(Recorded data)
** Begin **

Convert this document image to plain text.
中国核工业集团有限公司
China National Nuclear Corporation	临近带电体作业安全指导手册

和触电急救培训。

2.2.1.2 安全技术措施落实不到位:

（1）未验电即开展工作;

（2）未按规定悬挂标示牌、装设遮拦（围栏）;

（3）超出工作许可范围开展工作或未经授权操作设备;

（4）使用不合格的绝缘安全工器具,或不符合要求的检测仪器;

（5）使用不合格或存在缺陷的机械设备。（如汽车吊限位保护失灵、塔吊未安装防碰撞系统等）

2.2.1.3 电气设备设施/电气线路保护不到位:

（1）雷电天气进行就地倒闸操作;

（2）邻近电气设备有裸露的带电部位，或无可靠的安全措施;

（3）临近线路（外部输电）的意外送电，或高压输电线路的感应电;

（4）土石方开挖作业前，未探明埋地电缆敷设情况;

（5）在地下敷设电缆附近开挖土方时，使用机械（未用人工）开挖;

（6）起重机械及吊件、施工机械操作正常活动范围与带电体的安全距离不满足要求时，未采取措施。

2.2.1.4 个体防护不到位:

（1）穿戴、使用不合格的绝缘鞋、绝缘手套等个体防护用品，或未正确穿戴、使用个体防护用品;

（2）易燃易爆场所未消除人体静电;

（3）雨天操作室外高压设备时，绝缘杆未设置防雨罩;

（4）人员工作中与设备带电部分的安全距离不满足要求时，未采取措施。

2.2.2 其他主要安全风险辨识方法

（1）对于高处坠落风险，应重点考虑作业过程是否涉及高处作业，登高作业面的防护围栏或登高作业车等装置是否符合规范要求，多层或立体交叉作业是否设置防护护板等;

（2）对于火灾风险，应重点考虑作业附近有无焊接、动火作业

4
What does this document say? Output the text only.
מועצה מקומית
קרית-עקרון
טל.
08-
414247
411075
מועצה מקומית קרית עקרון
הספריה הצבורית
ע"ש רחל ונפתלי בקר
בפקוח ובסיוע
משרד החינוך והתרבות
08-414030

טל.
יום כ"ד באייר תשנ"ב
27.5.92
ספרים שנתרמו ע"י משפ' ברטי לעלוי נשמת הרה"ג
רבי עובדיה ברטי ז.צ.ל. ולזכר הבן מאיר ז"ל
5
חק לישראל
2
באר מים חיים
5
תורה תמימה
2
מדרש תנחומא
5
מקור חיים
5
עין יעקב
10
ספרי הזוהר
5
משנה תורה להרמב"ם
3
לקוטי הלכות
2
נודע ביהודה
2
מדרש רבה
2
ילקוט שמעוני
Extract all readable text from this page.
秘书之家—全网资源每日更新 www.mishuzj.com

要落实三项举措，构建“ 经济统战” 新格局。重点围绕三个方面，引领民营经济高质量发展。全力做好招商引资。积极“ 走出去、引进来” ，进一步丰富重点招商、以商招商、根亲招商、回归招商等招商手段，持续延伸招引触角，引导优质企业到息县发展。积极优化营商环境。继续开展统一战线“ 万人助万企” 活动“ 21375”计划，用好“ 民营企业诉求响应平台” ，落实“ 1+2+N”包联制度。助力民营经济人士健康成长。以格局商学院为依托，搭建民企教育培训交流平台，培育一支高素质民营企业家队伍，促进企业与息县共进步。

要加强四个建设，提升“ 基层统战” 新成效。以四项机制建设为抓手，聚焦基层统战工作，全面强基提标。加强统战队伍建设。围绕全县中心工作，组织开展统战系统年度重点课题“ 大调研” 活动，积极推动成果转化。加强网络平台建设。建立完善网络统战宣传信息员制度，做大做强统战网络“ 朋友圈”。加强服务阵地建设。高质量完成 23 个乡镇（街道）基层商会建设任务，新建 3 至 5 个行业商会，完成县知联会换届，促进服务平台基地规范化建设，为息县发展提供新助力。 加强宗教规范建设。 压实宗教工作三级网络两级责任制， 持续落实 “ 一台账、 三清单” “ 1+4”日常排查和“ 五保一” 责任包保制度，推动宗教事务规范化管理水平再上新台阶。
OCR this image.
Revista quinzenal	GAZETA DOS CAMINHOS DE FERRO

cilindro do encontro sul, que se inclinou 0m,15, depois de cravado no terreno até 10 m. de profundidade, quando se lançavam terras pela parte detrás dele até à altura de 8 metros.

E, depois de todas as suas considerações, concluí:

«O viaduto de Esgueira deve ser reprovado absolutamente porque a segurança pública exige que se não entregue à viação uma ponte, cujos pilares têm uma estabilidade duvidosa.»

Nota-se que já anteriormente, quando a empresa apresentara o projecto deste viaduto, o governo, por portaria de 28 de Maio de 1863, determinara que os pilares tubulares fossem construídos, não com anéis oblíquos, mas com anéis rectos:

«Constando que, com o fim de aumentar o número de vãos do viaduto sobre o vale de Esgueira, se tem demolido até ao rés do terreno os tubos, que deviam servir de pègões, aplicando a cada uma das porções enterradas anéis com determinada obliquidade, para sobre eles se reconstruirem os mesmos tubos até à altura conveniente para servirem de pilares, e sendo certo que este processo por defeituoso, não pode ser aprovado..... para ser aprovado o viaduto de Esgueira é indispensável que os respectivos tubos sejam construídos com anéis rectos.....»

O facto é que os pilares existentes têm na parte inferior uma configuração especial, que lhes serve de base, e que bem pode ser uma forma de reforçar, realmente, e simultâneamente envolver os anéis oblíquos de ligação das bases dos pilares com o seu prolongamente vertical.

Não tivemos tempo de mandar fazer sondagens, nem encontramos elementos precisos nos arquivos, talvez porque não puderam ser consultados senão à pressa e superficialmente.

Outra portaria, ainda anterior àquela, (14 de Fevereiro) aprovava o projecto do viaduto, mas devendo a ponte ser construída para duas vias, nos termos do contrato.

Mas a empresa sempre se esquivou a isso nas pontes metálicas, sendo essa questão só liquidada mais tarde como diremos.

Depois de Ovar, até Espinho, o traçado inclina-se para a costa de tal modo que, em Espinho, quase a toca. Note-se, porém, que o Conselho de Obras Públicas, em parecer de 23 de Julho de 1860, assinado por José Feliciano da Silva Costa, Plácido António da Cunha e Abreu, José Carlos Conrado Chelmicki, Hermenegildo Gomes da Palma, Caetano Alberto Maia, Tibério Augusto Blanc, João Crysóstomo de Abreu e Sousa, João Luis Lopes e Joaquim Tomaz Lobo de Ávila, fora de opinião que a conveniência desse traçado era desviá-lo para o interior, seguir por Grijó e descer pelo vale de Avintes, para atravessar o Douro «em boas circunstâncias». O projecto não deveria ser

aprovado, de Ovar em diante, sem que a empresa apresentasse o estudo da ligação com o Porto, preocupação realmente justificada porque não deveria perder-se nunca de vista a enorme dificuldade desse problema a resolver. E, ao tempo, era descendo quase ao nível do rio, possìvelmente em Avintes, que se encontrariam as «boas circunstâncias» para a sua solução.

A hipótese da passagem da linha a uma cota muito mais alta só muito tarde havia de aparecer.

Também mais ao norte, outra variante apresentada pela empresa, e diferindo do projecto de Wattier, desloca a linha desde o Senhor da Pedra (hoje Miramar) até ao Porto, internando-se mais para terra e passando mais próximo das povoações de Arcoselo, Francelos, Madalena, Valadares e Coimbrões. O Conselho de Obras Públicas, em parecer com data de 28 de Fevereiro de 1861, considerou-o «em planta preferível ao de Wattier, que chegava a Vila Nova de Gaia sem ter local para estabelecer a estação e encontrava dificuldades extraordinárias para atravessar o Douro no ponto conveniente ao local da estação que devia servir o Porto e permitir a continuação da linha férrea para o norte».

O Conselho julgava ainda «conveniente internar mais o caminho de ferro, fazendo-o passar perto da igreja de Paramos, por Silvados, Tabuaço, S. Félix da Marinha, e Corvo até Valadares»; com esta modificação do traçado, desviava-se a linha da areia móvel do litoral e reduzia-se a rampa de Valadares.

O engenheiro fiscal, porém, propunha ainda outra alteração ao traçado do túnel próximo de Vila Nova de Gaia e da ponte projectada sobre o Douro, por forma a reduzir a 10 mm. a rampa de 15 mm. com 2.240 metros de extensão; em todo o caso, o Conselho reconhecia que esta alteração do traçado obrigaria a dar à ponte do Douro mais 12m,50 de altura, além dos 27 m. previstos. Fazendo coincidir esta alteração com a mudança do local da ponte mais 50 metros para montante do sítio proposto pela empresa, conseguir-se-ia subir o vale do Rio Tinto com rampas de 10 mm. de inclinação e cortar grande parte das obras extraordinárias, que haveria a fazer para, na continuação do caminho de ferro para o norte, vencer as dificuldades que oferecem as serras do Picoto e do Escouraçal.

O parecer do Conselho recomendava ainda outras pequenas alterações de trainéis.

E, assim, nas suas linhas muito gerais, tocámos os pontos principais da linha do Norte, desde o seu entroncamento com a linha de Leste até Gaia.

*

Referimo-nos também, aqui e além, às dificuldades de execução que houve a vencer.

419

** End **

> [What is being asked] Copy each line above where the string "מועצה" occurs.

> [Response to this exercise]
מועצה מקומית
מועצה מקומית קרית עקרון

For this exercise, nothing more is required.